Below are records. Count every line containing the word "profiles" and give the number alone.
--- --- ---
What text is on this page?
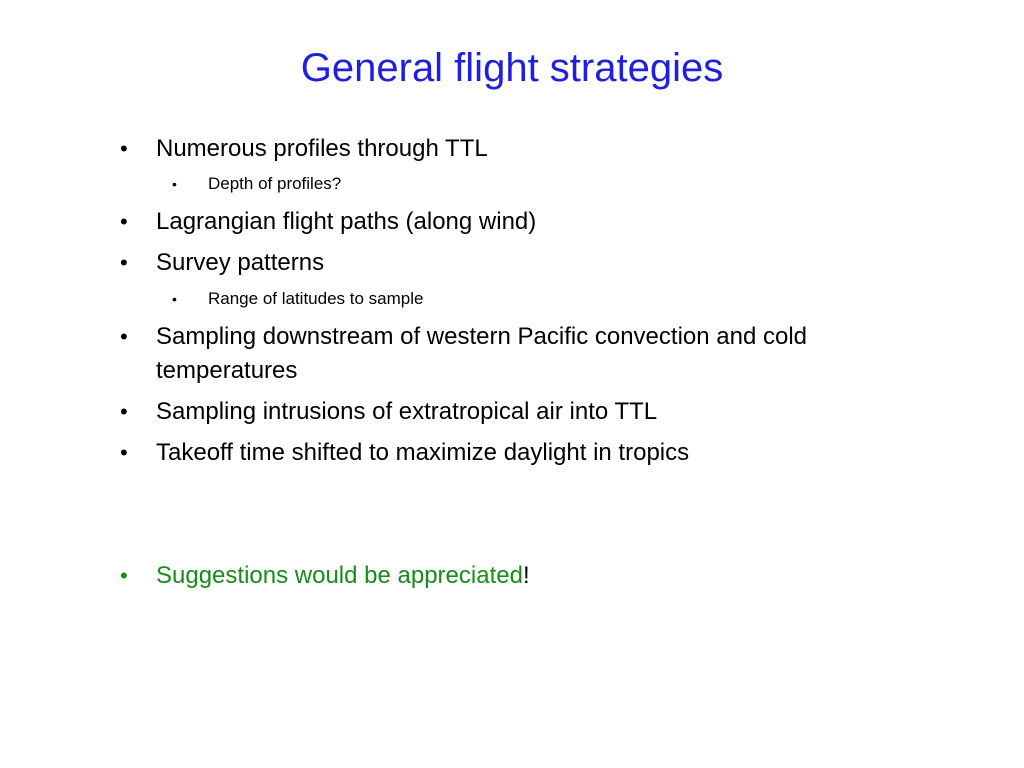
General flight strategies
• Numerous profiles through TTL
• Depth of profiles?
• Lagrangian flight paths (along wind)
• Survey patterns
• Range of latitudes to sample
• Sampling downstream of western Pacific convection and cold temperatures
• Sampling intrusions of extratropical air into TTL
• Takeoff time shifted to maximize daylight in tropics
• Suggestions would be appreciated!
--- --- ---
- [THE COMPLETED TASK]: 2